• [EXERCISE BRIEF]: Extract, from the records beneath this instruction, each line that contains the word "Handschriften".

Segment Start: GIVEN DATA

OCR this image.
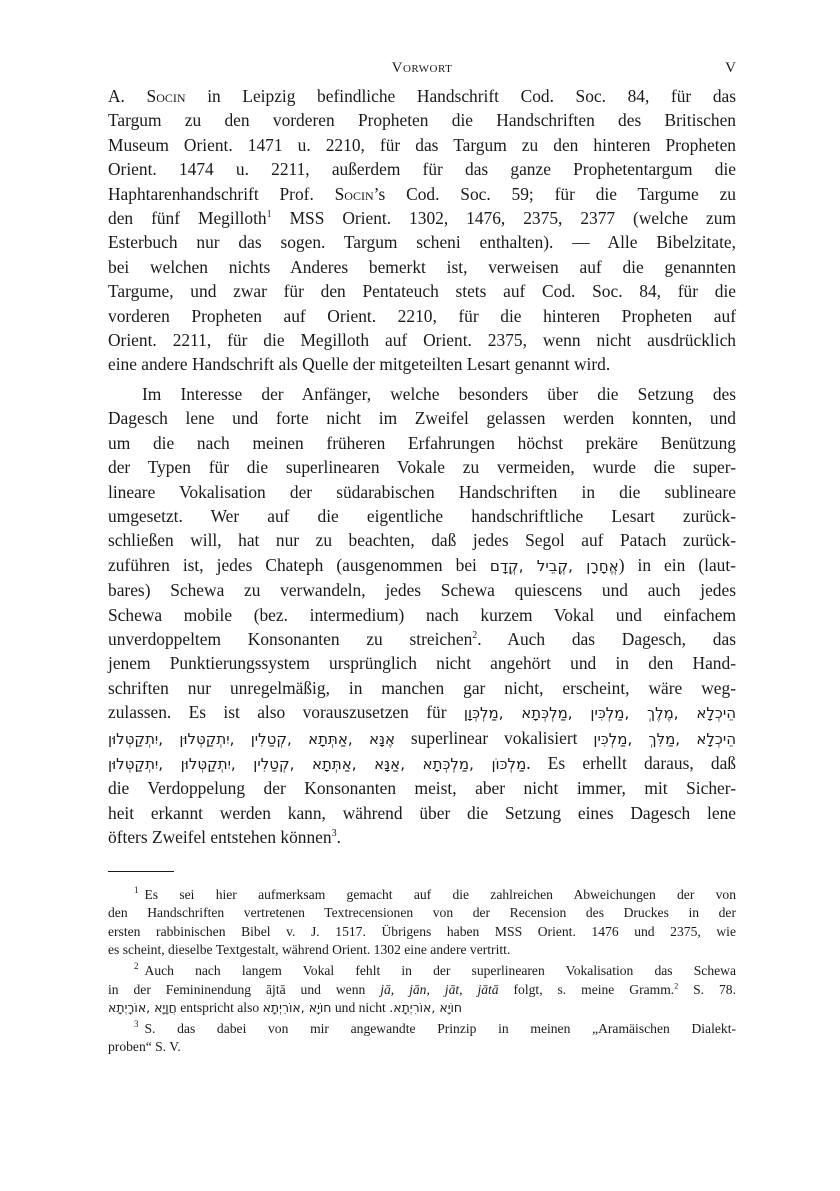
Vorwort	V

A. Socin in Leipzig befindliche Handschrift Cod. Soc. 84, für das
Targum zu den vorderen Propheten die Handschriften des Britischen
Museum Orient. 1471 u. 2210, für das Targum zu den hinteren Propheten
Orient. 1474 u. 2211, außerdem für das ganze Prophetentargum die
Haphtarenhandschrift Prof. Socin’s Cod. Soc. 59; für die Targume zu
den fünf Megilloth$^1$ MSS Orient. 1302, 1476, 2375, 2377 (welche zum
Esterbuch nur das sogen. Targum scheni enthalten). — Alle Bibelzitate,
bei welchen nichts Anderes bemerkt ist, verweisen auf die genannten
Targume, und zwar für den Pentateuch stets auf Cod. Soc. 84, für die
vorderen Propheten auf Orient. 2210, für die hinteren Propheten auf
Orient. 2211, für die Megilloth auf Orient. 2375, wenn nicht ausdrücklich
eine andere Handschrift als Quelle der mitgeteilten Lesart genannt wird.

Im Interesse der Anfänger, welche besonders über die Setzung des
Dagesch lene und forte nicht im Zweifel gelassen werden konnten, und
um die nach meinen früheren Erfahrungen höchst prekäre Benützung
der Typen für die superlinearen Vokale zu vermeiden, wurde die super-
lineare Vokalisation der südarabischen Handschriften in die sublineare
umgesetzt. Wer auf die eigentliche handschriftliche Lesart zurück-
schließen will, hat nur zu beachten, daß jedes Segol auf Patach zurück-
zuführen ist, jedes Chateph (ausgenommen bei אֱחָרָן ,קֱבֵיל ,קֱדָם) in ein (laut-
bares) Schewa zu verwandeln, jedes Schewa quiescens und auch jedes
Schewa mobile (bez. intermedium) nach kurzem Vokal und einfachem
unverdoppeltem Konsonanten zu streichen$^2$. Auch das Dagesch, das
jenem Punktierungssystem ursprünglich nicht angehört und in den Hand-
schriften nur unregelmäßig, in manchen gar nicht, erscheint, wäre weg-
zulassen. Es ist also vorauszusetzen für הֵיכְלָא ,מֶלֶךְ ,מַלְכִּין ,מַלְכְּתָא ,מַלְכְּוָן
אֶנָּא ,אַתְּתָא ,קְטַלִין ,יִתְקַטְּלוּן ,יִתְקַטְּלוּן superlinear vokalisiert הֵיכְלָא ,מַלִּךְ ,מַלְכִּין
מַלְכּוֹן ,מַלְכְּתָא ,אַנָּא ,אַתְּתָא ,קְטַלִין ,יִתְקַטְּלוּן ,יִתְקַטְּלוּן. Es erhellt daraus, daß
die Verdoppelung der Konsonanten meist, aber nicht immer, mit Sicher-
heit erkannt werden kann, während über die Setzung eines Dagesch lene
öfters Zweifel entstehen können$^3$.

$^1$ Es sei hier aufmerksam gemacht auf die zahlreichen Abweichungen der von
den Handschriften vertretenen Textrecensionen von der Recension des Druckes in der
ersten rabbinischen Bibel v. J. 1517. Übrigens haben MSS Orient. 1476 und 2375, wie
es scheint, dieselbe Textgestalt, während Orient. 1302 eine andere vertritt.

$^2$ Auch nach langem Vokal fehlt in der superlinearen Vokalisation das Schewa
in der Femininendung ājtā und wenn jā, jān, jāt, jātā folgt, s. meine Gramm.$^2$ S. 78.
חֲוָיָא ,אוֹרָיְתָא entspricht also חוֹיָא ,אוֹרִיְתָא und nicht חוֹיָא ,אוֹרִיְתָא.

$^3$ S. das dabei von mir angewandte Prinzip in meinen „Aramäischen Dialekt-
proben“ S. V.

Segment End: GIVEN DATA

• [EXERCISE OUTPUT]:
Targum zu den vorderen Propheten die Handschriften des Britischen
lineare Vokalisation der südarabischen Handschriften in die sublineare
den Handschriften vertretenen Textrecensionen von der Recension des Druckes in der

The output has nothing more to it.